* **LESETEXT**:
* * *
Handel, Wirtschaft, Forschung, Umwelt, Politik und Gesellschaft

Wenn der Chef den Browserverlauf auswertet, kann den Mitarbeitern Ärger drohen

Unerlaubte Nutzung des Internets für private Zwecke über einen längeren Zeitraum gilt als außerordentlicher Kündigungsgrund. Titel:  (Link zum Bild: http://www.pixelio.de/media/532890) © Cornelia Menichelli / pixelio.de / TRD Pressedienst
surfen-am-arbeitsplatz
( TRD/WID) – Die unerlaubte Nutzung des Internets während der Arbeit rechtfertigt eine außerordentliche Kündigung. In dem speziellen Fall ist auch die Auswertung des Browserverlaufs durch den Arbeitgeber gerechtfertigt. Darauf weist der Verband deutscher ArbeitsrechtsAnwälte e. V. (VDAA) hin. Das Landesarbeitsgericht (LAG) Berlin-Brandenburg urteilte im Januar 2016 in einem entsprechenden Fall (Aktenzeichen: 5 Sa 657/15).Der Arbeitgeber hatte dem Arbeitnehmer einen Dienstrechner zur Arbeitsleistung überlassen. Dabei war dem Arbeitnehmer die private Nutzung des Internets nur während der Arbeitspausen gestattet. Später erhielt der Arbeitgeber Hinweise darauf, dass allerdings eine erhebliche private Nutzung des Internets vorlag. Ohne Zustimmung wertete er daraufhin den Browserverlauf aus um diesen Verdacht zu bestätigen. Dabei stellte sich heraus, dass der Arbeitnehmer in einem Zeitraum von 30 Arbeitstagen insgesamt auf fünf Tage privater Internet-Nutzung kam. Es folgte die Kündigung aus wichtigem Grund. Das LAG bestätigte diese Kündigung als rechtskräftig.
* * *
* **MATERIALAUSZÜGE**:

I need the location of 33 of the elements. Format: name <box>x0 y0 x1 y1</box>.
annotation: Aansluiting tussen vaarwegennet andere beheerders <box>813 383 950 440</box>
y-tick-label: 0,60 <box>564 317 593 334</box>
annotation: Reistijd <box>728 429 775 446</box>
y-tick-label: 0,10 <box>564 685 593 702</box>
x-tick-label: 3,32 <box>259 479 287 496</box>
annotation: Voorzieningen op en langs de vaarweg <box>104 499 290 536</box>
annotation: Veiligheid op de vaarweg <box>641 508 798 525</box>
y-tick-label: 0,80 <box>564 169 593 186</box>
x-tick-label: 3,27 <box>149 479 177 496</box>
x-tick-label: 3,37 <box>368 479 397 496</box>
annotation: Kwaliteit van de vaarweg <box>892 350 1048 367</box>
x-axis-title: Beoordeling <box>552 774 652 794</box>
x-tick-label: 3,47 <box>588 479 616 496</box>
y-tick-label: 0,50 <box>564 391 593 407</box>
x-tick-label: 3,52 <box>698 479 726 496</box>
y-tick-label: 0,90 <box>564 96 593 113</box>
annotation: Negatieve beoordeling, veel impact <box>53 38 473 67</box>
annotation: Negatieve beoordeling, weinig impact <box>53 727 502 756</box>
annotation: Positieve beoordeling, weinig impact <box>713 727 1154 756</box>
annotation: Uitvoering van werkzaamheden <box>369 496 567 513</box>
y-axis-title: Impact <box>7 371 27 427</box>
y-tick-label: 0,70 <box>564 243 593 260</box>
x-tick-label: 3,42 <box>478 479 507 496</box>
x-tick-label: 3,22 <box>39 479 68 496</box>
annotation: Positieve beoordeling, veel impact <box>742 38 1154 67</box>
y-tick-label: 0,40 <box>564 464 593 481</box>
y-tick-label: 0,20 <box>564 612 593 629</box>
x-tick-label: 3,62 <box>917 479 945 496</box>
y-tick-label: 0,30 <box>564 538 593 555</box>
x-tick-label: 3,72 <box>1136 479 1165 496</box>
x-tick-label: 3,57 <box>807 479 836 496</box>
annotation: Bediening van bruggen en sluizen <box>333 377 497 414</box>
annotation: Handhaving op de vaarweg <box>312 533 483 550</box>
* * *
* **AUFGABE**:
Setzen Sie den Lesetext zur Kündigung wegen privater Internetnutzung am Arbeitsplatz im Anschluss an seinen letzten Satz fort. Das Material steht für sich und gehört nicht zum Lesetext.

* **SCHRIFTLICHE ANTWORT**:
Die nicht eingewilligte Kontrolle personenbezogener Daten durch den Arbeitgeber, liegt auf der Linie der Rechtsprechung des Bundearbeitsgerichts (BAG). Die Auswertung der Daten wegen Missbrauchskontrolle sei laut Bundesdatenschutzgesetz rechtens. Auch die außerordentliche Kündigung ohne vorherige Abmahnung bei einer „gravierenden zeitlichen Vernachlässigung“ der Arbeitsaufgaben ist laut BAG gerechtfertigt.